» **Entries provided**
◇ ◇ ◇ ◇ ◇ ◇ ◇
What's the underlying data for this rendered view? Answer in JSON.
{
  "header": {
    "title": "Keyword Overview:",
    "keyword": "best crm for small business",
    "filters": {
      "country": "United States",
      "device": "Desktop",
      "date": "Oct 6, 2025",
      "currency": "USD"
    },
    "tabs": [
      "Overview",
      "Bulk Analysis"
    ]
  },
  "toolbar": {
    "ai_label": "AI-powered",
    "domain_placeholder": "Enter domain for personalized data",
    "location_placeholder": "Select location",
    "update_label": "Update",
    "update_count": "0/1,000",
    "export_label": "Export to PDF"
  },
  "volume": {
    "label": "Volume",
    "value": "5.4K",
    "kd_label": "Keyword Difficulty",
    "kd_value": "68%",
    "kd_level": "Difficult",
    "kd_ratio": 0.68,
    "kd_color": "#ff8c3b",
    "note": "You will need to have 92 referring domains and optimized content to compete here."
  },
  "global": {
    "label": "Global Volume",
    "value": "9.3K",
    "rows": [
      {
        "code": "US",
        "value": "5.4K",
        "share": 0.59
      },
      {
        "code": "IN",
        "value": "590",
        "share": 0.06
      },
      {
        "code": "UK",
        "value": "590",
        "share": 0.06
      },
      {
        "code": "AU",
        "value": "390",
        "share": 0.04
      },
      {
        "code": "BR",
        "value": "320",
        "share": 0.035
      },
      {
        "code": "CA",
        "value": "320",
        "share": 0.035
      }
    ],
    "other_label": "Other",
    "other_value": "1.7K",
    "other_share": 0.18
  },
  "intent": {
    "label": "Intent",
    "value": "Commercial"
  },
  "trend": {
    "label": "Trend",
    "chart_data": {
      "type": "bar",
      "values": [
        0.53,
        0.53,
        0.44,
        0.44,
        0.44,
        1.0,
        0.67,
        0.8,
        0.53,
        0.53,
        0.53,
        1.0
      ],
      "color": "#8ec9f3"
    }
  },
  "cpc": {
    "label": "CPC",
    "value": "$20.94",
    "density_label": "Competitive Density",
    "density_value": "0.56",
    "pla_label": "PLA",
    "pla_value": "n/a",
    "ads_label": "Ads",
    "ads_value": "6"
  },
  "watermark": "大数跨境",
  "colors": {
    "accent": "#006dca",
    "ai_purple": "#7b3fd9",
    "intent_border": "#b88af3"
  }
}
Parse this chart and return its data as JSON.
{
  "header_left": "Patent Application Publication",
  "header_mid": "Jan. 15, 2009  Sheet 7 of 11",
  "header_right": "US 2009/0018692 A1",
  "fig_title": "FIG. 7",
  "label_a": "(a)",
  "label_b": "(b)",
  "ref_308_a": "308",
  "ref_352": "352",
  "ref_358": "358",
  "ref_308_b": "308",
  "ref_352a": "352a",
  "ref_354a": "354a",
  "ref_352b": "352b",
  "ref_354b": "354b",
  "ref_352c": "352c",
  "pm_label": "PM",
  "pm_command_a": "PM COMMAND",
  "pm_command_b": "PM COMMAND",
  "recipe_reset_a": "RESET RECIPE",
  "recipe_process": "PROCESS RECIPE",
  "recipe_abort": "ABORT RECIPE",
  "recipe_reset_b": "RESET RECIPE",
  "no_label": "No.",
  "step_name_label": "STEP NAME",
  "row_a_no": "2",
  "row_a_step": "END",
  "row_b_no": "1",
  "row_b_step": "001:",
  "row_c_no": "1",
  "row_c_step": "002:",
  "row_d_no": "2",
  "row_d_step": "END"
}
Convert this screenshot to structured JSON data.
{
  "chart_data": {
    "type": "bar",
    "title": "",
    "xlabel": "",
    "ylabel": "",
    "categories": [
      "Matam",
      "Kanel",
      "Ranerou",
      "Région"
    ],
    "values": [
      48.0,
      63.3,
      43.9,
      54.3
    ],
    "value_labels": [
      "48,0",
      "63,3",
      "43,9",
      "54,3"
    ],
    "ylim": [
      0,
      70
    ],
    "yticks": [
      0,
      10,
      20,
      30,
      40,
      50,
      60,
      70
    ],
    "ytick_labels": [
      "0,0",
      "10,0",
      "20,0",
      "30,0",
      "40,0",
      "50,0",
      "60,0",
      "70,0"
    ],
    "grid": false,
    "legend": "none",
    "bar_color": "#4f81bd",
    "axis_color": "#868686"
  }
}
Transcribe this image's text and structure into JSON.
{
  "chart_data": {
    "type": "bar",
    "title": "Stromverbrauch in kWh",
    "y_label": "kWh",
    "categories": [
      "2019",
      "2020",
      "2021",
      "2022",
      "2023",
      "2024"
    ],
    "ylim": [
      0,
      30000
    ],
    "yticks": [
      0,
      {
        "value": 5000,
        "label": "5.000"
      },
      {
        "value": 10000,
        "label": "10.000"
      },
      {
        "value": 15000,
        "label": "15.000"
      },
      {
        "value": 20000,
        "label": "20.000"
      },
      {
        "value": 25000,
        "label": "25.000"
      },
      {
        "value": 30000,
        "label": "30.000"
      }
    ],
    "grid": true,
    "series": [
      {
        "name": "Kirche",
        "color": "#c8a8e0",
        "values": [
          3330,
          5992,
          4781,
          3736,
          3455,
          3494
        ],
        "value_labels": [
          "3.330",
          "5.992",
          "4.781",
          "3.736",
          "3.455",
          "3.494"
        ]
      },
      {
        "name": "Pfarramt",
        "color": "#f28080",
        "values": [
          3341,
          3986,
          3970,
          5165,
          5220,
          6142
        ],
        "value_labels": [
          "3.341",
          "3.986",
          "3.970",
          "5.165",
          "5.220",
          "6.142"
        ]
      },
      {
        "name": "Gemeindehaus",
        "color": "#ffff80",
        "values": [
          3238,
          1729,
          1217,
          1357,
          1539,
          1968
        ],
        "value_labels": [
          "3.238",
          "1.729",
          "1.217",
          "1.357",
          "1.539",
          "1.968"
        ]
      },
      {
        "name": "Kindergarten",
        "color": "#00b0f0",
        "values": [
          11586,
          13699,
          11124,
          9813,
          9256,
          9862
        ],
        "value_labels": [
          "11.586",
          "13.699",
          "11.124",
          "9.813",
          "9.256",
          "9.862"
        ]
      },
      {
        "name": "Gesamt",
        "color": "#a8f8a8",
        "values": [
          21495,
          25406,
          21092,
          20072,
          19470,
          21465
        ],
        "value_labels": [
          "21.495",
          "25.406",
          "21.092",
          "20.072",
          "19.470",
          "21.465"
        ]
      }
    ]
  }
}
◇ ◇ ◇ ◇ ◇ ◇ ◇
» **Work to be completed**
Copy out each record, keeping every word as it is.

» **Correct output**
What's the underlying data for this rendered view? Answer in JSON.
{
  "header": {
    "title": "Keyword Overview:",
    "keyword": "best crm for small business",
    "filters": {
      "country": "United States",
      "device": "Desktop",
      "date": "Oct 6, 2025",
      "currency": "USD"
    },
    "tabs": [
      "Overview",
      "Bulk Analysis"
    ]
  },
  "toolbar": {
    "ai_label": "AI-powered",
    "domain_placeholder": "Enter domain for personalized data",
    "location_placeholder": "Select location",
    "update_label": "Update",
    "update_count": "0/1,000",
    "export_label": "Export to PDF"
  },
  "volume": {
    "label": "Volume",
    "value": "5.4K",
    "kd_label": "Keyword Difficulty",
    "kd_value": "68%",
    "kd_level": "Difficult",
    "kd_ratio": 0.68,
    "kd_color": "#ff8c3b",
    "note": "You will need to have 92 referring domains and optimized content to compete here."
  },
  "global": {
    "label": "Global Volume",
    "value": "9.3K",
    "rows": [
      {
        "code": "US",
        "value": "5.4K",
        "share": 0.59
      },
      {
        "code": "IN",
        "value": "590",
        "share": 0.06
      },
      {
        "code": "UK",
        "value": "590",
        "share": 0.06
      },
      {
        "code": "AU",
        "value": "390",
        "share": 0.04
      },
      {
        "code": "BR",
        "value": "320",
        "share": 0.035
      },
      {
        "code": "CA",
        "value": "320",
        "share": 0.035
      }
    ],
    "other_label": "Other",
    "other_value": "1.7K",
    "other_share": 0.18
  },
  "intent": {
    "label": "Intent",
    "value": "Commercial"
  },
  "trend": {
    "label": "Trend",
    "chart_data": {
      "type": "bar",
      "values": [
        0.53,
        0.53,
        0.44,
        0.44,
        0.44,
        1.0,
        0.67,
        0.8,
        0.53,
        0.53,
        0.53,
        1.0
      ],
      "color": "#8ec9f3"
    }
  },
  "cpc": {
    "label": "CPC",
    "value": "$20.94",
    "density_label": "Competitive Density",
    "density_value": "0.56",
    "pla_label": "PLA",
    "pla_value": "n/a",
    "ads_label": "Ads",
    "ads_value": "6"
  },
  "watermark": "大数跨境",
  "colors": {
    "accent": "#006dca",
    "ai_purple": "#7b3fd9",
    "intent_border": "#b88af3"
  }
}
Parse this chart and return its data as JSON.
{
  "header_left": "Patent Application Publication",
  "header_mid": "Jan. 15, 2009  Sheet 7 of 11",
  "header_right": "US 2009/0018692 A1",
  "fig_title": "FIG. 7",
  "label_a": "(a)",
  "label_b": "(b)",
  "ref_308_a": "308",
  "ref_352": "352",
  "ref_358": "358",
  "ref_308_b": "308",
  "ref_352a": "352a",
  "ref_354a": "354a",
  "ref_352b": "352b",
  "ref_354b": "354b",
  "ref_352c": "352c",
  "pm_label": "PM",
  "pm_command_a": "PM COMMAND",
  "pm_command_b": "PM COMMAND",
  "recipe_reset_a": "RESET RECIPE",
  "recipe_process": "PROCESS RECIPE",
  "recipe_abort": "ABORT RECIPE",
  "recipe_reset_b": "RESET RECIPE",
  "no_label": "No.",
  "step_name_label": "STEP NAME",
  "row_a_no": "2",
  "row_a_step": "END",
  "row_b_no": "1",
  "row_b_step": "001:",
  "row_c_no": "1",
  "row_c_step": "002:",
  "row_d_no": "2",
  "row_d_step": "END"
}
Convert this screenshot to structured JSON data.
{
  "chart_data": {
    "type": "bar",
    "title": "",
    "xlabel": "",
    "ylabel": "",
    "categories": [
      "Matam",
      "Kanel",
      "Ranerou",
      "Région"
    ],
    "values": [
      48.0,
      63.3,
      43.9,
      54.3
    ],
    "value_labels": [
      "48,0",
      "63,3",
      "43,9",
      "54,3"
    ],
    "ylim": [
      0,
      70
    ],
    "yticks": [
      0,
      10,
      20,
      30,
      40,
      50,
      60,
      70
    ],
    "ytick_labels": [
      "0,0",
      "10,0",
      "20,0",
      "30,0",
      "40,0",
      "50,0",
      "60,0",
      "70,0"
    ],
    "grid": false,
    "legend": "none",
    "bar_color": "#4f81bd",
    "axis_color": "#868686"
  }
}
Transcribe this image's text and structure into JSON.
{
  "chart_data": {
    "type": "bar",
    "title": "Stromverbrauch in kWh",
    "y_label": "kWh",
    "categories": [
      "2019",
      "2020",
      "2021",
      "2022",
      "2023",
      "2024"
    ],
    "ylim": [
      0,
      30000
    ],
    "yticks": [
      0,
      {
        "value": 5000,
        "label": "5.000"
      },
      {
        "value": 10000,
        "label": "10.000"
      },
      {
        "value": 15000,
        "label": "15.000"
      },
      {
        "value": 20000,
        "label": "20.000"
      },
      {
        "value": 25000,
        "label": "25.000"
      },
      {
        "value": 30000,
        "label": "30.000"
      }
    ],
    "grid": true,
    "series": [
      {
        "name": "Kirche",
        "color": "#c8a8e0",
        "values": [
          3330,
          5992,
          4781,
          3736,
          3455,
          3494
        ],
        "value_labels": [
          "3.330",
          "5.992",
          "4.781",
          "3.736",
          "3.455",
          "3.494"
        ]
      },
      {
        "name": "Pfarramt",
        "color": "#f28080",
        "values": [
          3341,
          3986,
          3970,
          5165,
          5220,
          6142
        ],
        "value_labels": [
          "3.341",
          "3.986",
          "3.970",
          "5.165",
          "5.220",
          "6.142"
        ]
      },
      {
        "name": "Gemeindehaus",
        "color": "#ffff80",
        "values": [
          3238,
          1729,
          1217,
          1357,
          1539,
          1968
        ],
        "value_labels": [
          "3.238",
          "1.729",
          "1.217",
          "1.357",
          "1.539",
          "1.968"
        ]
      },
      {
        "name": "Kindergarten",
        "color": "#00b0f0",
        "values": [
          11586,
          13699,
          11124,
          9813,
          9256,
          9862
        ],
        "value_labels": [
          "11.586",
          "13.699",
          "11.124",
          "9.813",
          "9.256",
          "9.862"
        ]
      },
      {
        "name": "Gesamt",
        "color": "#a8f8a8",
        "values": [
          21495,
          25406,
          21092,
          20072,
          19470,
          21465
        ],
        "value_labels": [
          "21.495",
          "25.406",
          "21.092",
          "20.072",
          "19.470",
          "21.465"
        ]
      }
    ]
  }
}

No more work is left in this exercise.